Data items
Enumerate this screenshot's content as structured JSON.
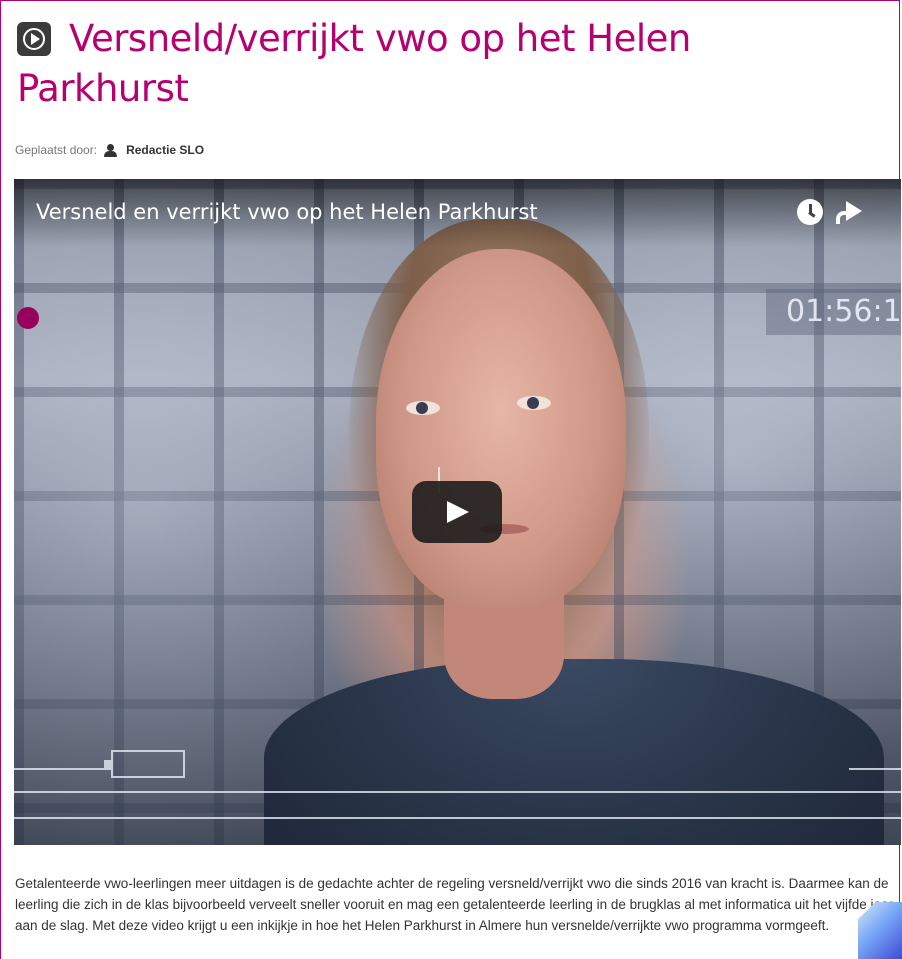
{
  "article": {
    "title": "Versneld/verrijkt vwo op het Helen Parkhurst",
    "byline_label": "Geplaatst door:",
    "author": "Redactie SLO",
    "description": "Getalenteerde vwo-leerlingen meer uitdagen is de gedachte achter de regeling versneld/verrijkt vwo die sinds 2016 van kracht is. Daarmee kan de leerling die zich in de klas bijvoorbeeld verveelt sneller vooruit en mag een getalenteerde leerling in de brugklas al met informatica uit het vijfde jaar aan de slag. Met deze video krijgt u een inkijkje in hoe het Helen Parkhurst in Almere hun versnelde/verrijkte vwo programma vormgeeft."
  },
  "video": {
    "title": "Versneld en verrijkt vwo op het Helen Parkhurst",
    "timecode": "01:56:1",
    "icons": {
      "badge": "video-icon",
      "watch_later": "clock-icon",
      "share": "share-icon",
      "play": "play-icon",
      "author": "user-icon"
    }
  },
  "colors": {
    "brand": "#b5006f",
    "frame": "#b0006c",
    "record_dot": "#98005e"
  }
}
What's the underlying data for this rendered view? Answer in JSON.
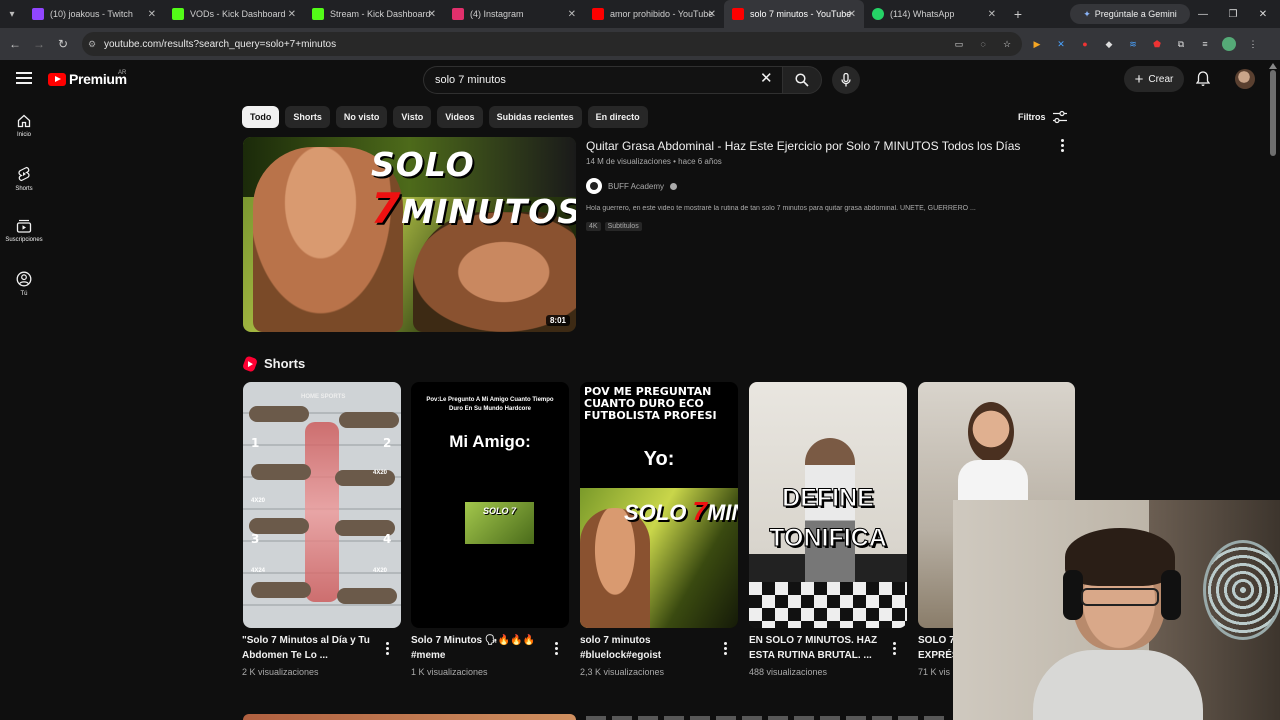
{
  "browser": {
    "tabs": [
      {
        "label": "(10) joakous - Twitch",
        "fav_color": "#9146ff"
      },
      {
        "label": "VODs - Kick Dashboard",
        "fav_color": "#53fc18"
      },
      {
        "label": "Stream - Kick Dashboard",
        "fav_color": "#53fc18"
      },
      {
        "label": "(4) Instagram",
        "fav_color": "#e1306c"
      },
      {
        "label": "amor prohibido - YouTube",
        "fav_color": "#ff0000"
      },
      {
        "label": "solo 7 minutos - YouTube",
        "fav_color": "#ff0000"
      },
      {
        "label": "(114) WhatsApp",
        "fav_color": "#25d366"
      }
    ],
    "gemini_label": "Pregúntale a Gemini",
    "url": "youtube.com/results?search_query=solo+7+minutos"
  },
  "yt": {
    "logo_text": "Premium",
    "logo_region": "AR",
    "search_value": "solo 7 minutos",
    "create_label": "Crear",
    "guide": [
      {
        "label": "Inicio",
        "icon": "home-icon"
      },
      {
        "label": "Shorts",
        "icon": "shorts-icon"
      },
      {
        "label": "Suscripciones",
        "icon": "subscriptions-icon"
      },
      {
        "label": "Tú",
        "icon": "you-icon"
      }
    ],
    "chips": [
      "Todo",
      "Shorts",
      "No visto",
      "Visto",
      "Videos",
      "Subidas recientes",
      "En directo"
    ],
    "filters_label": "Filtros"
  },
  "main_video": {
    "thumb_text_a": "SOLO",
    "thumb_text_b": "7",
    "thumb_text_c": "MINUTOS",
    "duration": "8:01",
    "title": "Quitar Grasa Abdominal - Haz Este Ejercicio por Solo 7 MINUTOS Todos los Días",
    "meta": "14 M de visualizaciones • hace 6 años",
    "channel": "BUFF Academy",
    "description": "Hola guerrero, en este video te mostraré la rutina de tan solo 7 minutos para quitar grasa abdominal. ÚNETE, GUERRERO ...",
    "badges": [
      "4K",
      "Subtítulos"
    ]
  },
  "shorts": {
    "heading": "Shorts",
    "items": [
      {
        "title": "\"Solo 7 Minutos al Día y Tu Abdomen Te Lo ...",
        "views": "2 K visualizaciones",
        "thumb_text": "HOME SPORTS"
      },
      {
        "title": "Solo 7 Minutos 🗣🔥🔥🔥 #meme",
        "views": "1 K visualizaciones",
        "thumb_caption": "Pov:Le Pregunto A Mi Amigo Cuanto Tiempo Duro En Su Mundo Hardcore",
        "thumb_big": "Mi Amigo:",
        "thumb_mini": "SOLO 7"
      },
      {
        "title": "solo 7 minutos #bluelock#egoist",
        "views": "2,3 K visualizaciones",
        "thumb_caption": "POV ME PREGUNTAN CUANTO DURO ECO FUTBOLISTA PROFESI",
        "thumb_big": "Yo:",
        "thumb_mini_a": "SOLO",
        "thumb_mini_b": "7",
        "thumb_mini_c": "MIN"
      },
      {
        "title": "EN SOLO 7 MINUTOS. HAZ ESTA RUTINA BRUTAL. ...",
        "views": "488 visualizaciones",
        "thumb_line1": "DEFINE",
        "thumb_line2": "TONIFICA"
      },
      {
        "title": "SOLO 7",
        "title_line2": "EXPRÉS",
        "views": "71 K vis"
      }
    ]
  },
  "thumb_numbers": {
    "n1": "1",
    "n2": "2",
    "n3": "3",
    "n4": "4",
    "r1": "4X20",
    "r2": "4X20",
    "r3": "4X24",
    "r4": "4X20"
  }
}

* **Exercise details**: Copy all lines from the material that include "Kick".

* **Solution to the exercise**:
        "label": "VODs - Kick Dashboard",
        "label": "Stream - Kick Dashboard",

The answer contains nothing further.